WHAT NEEDS TO BE DONE
Tally the lines that contain the string "reference" and give the number by itself.

INFORMATION PROVIDED
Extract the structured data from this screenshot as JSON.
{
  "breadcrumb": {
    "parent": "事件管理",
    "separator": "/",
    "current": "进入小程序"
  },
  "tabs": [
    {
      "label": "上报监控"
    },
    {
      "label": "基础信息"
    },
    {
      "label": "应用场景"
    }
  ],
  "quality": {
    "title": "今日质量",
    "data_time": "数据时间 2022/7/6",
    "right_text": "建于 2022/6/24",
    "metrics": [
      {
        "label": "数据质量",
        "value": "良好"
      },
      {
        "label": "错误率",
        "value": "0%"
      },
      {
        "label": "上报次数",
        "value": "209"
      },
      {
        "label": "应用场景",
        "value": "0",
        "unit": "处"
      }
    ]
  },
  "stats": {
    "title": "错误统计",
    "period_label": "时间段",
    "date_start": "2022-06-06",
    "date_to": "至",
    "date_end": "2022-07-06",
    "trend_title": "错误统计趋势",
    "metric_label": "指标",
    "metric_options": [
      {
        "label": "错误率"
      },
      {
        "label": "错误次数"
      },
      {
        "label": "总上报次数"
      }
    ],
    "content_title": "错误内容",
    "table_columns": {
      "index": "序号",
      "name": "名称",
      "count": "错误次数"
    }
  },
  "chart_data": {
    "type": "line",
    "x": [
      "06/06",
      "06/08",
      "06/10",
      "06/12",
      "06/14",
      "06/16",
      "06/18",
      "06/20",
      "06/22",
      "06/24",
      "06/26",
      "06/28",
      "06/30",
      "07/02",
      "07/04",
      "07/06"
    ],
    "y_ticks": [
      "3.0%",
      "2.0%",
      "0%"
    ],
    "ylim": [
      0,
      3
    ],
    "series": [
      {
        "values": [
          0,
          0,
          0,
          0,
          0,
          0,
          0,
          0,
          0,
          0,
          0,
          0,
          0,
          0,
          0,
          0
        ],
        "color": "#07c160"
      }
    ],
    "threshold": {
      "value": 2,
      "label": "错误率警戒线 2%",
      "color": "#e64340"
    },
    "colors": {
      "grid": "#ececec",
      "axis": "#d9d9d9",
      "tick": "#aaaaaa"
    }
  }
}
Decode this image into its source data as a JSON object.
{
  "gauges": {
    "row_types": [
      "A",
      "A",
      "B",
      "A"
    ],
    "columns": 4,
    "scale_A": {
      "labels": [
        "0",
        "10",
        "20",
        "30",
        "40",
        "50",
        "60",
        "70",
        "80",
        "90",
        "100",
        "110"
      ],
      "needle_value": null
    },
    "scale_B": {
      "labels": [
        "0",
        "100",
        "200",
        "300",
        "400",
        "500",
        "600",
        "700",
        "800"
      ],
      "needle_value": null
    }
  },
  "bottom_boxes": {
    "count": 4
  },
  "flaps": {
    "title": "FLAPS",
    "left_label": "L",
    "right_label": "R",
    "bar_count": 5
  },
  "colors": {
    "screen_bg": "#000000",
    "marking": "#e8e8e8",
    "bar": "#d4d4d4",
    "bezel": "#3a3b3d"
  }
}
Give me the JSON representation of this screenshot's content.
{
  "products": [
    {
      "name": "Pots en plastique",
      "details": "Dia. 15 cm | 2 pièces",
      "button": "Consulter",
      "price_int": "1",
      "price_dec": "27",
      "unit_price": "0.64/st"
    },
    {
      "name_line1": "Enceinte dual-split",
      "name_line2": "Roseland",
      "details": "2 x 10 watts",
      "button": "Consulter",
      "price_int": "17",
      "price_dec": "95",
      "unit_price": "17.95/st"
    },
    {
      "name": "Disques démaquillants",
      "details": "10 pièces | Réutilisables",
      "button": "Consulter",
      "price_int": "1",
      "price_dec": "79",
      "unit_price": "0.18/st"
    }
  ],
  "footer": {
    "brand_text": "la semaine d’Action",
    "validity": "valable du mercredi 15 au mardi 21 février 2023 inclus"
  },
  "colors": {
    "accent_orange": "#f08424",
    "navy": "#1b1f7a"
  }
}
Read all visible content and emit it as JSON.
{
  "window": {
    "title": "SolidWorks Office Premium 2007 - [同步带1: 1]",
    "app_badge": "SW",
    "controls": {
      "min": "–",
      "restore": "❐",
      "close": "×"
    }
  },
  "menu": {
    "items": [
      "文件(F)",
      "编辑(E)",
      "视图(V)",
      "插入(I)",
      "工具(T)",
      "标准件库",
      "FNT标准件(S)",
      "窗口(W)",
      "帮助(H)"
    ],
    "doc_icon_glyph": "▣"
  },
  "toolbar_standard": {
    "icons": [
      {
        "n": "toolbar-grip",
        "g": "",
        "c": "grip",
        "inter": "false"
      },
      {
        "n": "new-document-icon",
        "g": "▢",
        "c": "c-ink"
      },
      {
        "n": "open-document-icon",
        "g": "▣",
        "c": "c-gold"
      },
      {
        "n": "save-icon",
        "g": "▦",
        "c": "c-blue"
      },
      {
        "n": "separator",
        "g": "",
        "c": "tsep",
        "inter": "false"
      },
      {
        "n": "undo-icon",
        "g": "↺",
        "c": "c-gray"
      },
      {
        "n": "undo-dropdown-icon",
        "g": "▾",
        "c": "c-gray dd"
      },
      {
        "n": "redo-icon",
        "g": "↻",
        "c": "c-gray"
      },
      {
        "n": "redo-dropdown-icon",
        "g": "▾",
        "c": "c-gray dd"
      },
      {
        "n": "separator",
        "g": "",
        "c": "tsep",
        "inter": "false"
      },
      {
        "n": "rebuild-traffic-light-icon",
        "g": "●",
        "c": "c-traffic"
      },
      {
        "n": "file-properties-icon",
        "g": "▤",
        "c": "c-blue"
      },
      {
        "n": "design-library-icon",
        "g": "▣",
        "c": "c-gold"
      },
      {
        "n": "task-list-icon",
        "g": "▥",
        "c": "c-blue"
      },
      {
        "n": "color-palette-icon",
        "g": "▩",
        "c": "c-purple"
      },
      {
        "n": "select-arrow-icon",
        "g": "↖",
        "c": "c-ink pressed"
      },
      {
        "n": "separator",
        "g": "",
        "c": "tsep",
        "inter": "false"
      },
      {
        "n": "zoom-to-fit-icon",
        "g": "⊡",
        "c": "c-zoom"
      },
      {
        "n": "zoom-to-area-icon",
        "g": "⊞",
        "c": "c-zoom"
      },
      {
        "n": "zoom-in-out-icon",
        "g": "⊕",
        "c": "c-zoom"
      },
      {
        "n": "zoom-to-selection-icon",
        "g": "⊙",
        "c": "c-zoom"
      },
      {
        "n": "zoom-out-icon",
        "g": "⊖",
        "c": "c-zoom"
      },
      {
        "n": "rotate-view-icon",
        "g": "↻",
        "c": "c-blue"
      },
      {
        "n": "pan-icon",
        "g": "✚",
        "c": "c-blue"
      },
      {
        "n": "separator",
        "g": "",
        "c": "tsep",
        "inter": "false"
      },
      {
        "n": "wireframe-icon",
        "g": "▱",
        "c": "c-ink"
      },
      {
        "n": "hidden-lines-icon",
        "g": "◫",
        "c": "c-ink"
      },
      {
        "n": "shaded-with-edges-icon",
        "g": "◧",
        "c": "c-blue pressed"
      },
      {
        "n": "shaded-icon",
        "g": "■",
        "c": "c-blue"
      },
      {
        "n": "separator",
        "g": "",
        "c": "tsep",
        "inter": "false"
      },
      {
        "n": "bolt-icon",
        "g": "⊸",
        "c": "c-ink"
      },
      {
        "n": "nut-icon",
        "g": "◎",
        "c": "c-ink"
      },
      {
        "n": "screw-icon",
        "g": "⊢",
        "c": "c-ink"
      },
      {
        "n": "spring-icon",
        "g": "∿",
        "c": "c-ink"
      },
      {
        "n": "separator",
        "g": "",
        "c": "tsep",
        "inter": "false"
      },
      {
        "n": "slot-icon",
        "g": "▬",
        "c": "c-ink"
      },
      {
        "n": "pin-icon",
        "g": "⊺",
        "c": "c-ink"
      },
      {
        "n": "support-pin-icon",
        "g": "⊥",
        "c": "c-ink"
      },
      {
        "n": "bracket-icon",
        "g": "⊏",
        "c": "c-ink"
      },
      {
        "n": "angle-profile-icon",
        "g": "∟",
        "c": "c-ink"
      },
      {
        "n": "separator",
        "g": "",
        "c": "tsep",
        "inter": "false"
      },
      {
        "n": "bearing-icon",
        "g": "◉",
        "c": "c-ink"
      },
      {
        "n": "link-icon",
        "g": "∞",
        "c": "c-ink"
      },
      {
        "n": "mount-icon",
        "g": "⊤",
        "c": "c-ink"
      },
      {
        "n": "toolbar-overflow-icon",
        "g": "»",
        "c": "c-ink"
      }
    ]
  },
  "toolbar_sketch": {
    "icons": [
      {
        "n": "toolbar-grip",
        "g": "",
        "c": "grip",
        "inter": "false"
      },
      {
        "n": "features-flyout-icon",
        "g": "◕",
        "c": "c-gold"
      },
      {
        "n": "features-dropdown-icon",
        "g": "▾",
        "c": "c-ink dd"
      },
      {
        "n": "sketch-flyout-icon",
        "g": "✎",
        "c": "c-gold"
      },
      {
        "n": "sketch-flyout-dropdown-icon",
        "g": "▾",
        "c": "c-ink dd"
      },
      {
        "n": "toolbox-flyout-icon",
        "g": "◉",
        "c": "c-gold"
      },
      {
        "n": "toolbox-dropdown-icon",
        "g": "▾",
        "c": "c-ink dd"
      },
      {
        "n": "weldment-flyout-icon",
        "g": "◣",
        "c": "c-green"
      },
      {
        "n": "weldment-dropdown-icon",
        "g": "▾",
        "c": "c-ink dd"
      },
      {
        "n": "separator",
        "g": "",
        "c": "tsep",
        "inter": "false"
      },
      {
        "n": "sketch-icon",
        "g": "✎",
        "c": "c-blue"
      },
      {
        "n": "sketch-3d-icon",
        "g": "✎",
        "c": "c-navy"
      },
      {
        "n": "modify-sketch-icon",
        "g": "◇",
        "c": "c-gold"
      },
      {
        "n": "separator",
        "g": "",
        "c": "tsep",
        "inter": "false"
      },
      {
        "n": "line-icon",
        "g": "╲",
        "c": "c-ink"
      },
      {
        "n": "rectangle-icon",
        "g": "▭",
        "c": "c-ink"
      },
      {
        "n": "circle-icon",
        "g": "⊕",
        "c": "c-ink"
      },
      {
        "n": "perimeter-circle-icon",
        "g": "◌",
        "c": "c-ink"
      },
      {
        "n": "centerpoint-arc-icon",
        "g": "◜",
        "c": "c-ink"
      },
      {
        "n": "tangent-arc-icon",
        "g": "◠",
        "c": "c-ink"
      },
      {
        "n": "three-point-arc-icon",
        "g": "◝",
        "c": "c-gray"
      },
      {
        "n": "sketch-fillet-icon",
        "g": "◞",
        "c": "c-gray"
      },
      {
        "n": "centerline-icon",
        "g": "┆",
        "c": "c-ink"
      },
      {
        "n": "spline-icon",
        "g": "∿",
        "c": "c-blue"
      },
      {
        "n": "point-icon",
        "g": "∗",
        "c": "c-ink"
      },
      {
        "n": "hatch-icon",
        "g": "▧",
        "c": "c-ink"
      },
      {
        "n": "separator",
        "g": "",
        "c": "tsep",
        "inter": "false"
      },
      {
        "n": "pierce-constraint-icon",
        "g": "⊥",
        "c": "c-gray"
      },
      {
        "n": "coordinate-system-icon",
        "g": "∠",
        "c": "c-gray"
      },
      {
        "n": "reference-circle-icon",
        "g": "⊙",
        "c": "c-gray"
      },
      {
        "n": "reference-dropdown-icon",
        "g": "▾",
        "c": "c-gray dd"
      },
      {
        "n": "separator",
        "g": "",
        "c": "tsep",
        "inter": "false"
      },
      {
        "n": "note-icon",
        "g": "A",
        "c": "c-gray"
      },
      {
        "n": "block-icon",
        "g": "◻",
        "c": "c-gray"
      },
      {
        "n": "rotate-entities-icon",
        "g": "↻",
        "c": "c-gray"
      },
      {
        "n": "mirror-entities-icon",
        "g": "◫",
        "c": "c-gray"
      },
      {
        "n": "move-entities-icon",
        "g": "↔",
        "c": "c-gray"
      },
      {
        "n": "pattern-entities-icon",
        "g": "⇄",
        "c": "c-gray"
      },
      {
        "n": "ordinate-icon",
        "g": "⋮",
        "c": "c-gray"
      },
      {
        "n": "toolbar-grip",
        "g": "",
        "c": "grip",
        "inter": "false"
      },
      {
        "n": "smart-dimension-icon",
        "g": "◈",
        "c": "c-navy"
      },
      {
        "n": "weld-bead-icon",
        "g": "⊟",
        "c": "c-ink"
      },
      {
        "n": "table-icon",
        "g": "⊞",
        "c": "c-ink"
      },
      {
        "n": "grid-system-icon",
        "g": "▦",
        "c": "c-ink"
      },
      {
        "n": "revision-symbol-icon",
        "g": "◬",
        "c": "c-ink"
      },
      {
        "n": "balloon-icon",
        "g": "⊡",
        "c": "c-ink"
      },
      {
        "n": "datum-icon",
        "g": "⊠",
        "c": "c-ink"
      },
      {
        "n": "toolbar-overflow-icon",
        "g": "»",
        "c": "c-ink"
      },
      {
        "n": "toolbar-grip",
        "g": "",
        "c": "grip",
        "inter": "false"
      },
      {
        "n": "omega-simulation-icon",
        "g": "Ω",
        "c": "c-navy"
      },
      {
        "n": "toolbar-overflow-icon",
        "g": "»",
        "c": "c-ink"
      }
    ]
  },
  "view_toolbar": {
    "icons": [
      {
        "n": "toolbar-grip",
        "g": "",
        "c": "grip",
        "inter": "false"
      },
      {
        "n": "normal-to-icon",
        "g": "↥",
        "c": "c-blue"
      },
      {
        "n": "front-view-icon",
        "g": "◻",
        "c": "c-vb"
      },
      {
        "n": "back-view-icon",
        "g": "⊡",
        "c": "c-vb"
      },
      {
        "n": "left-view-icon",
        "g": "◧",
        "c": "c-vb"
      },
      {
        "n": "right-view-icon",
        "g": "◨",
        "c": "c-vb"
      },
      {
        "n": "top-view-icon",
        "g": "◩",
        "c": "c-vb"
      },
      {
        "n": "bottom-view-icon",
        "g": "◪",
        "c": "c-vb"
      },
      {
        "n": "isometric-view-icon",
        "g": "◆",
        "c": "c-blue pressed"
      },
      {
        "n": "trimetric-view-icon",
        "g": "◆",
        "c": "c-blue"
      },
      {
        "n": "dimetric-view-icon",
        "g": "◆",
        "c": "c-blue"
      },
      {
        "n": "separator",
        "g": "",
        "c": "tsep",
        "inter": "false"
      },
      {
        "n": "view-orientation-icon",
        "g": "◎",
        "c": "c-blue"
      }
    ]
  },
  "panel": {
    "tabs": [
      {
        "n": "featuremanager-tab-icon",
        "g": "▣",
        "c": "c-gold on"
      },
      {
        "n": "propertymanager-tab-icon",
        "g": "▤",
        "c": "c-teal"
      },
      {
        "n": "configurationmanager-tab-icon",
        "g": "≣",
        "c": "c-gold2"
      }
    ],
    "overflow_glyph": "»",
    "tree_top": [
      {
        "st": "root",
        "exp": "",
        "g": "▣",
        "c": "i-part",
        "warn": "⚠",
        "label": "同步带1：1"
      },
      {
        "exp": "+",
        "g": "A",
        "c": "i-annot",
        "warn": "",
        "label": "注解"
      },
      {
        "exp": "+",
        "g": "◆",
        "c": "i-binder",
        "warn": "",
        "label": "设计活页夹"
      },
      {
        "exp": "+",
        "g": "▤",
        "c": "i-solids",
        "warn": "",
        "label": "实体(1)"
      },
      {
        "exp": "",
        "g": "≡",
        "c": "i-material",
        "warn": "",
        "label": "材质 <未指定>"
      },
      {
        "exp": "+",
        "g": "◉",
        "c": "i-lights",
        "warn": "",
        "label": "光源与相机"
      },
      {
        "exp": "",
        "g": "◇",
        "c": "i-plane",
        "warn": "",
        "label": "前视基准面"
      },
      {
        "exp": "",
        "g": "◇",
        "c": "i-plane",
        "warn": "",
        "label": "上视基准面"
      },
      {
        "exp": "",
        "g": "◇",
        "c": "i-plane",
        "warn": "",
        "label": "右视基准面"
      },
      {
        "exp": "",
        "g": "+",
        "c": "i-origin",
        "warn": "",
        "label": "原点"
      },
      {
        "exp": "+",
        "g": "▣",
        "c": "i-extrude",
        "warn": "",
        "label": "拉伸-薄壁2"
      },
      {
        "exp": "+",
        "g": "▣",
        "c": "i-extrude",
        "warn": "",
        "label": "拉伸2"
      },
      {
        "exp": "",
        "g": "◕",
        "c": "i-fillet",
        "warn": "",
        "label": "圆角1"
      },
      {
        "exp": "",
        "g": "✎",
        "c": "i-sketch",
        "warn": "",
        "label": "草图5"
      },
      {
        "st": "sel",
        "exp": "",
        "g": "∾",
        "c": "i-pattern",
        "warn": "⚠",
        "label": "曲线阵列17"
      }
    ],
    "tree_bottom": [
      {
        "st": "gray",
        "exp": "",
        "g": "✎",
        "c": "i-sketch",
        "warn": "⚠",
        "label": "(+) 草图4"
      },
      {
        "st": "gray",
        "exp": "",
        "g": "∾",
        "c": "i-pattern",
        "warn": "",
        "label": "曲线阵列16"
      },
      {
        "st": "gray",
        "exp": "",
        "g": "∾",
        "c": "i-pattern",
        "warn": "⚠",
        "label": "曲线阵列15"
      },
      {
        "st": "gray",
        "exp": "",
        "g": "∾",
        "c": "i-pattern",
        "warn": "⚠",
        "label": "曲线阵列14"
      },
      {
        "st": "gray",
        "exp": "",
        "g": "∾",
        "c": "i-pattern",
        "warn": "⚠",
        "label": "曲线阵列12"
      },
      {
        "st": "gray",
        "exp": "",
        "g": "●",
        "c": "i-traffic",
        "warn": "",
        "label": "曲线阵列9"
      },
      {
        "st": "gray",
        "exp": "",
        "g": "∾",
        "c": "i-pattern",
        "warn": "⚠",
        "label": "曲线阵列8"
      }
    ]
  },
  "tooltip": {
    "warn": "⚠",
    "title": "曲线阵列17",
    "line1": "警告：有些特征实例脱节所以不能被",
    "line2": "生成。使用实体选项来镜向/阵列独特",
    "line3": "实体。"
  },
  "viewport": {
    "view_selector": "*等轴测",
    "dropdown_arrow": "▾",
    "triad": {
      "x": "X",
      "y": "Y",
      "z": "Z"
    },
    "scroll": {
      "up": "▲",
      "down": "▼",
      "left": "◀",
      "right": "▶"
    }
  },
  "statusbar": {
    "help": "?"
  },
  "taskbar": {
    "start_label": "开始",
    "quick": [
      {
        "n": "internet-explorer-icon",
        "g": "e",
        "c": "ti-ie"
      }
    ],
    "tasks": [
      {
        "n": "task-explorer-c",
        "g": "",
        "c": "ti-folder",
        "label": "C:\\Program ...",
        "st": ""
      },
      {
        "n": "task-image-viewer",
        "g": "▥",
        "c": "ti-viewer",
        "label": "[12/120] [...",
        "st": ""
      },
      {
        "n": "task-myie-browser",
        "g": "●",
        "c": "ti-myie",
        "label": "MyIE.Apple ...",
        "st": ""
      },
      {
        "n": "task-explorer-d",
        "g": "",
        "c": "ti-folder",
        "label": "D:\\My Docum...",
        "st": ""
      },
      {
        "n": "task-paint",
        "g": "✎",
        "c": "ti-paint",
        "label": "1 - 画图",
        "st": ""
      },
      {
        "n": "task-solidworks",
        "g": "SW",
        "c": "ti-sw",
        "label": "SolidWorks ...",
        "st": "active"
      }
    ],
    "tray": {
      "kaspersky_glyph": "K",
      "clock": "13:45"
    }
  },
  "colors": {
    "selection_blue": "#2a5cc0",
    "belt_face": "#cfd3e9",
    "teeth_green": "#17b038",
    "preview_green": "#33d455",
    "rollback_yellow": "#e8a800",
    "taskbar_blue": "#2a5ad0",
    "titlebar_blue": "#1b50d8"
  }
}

REPLY TO THE TASK
2